* _WHAT TO WORK ON_:
Show only those lines of the entries where the string "碱基排列在内侧" is found.

* _DATA RECORDS_:
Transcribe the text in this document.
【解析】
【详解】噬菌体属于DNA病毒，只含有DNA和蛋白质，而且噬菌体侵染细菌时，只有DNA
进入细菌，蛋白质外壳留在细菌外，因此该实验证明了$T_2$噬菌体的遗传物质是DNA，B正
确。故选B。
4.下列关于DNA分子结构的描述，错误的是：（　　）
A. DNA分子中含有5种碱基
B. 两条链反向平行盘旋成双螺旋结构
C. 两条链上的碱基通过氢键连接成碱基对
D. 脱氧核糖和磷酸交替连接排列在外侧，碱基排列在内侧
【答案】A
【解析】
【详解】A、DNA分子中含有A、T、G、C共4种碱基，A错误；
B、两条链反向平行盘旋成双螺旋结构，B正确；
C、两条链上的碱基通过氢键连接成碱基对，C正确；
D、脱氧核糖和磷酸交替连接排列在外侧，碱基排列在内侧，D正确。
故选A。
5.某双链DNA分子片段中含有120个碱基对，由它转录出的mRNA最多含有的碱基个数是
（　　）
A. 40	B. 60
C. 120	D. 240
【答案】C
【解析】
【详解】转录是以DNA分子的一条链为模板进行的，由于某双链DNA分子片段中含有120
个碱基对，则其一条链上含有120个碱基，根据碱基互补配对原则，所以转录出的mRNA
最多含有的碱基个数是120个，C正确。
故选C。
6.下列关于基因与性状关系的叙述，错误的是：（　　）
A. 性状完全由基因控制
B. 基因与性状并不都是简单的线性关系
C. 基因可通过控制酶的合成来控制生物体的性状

* _OUTPUT BELOW_:
D. 脱氧核糖和磷酸交替连接排列在外侧，碱基排列在内侧
D、脱氧核糖和磷酸交替连接排列在外侧，碱基排列在内侧，D正确。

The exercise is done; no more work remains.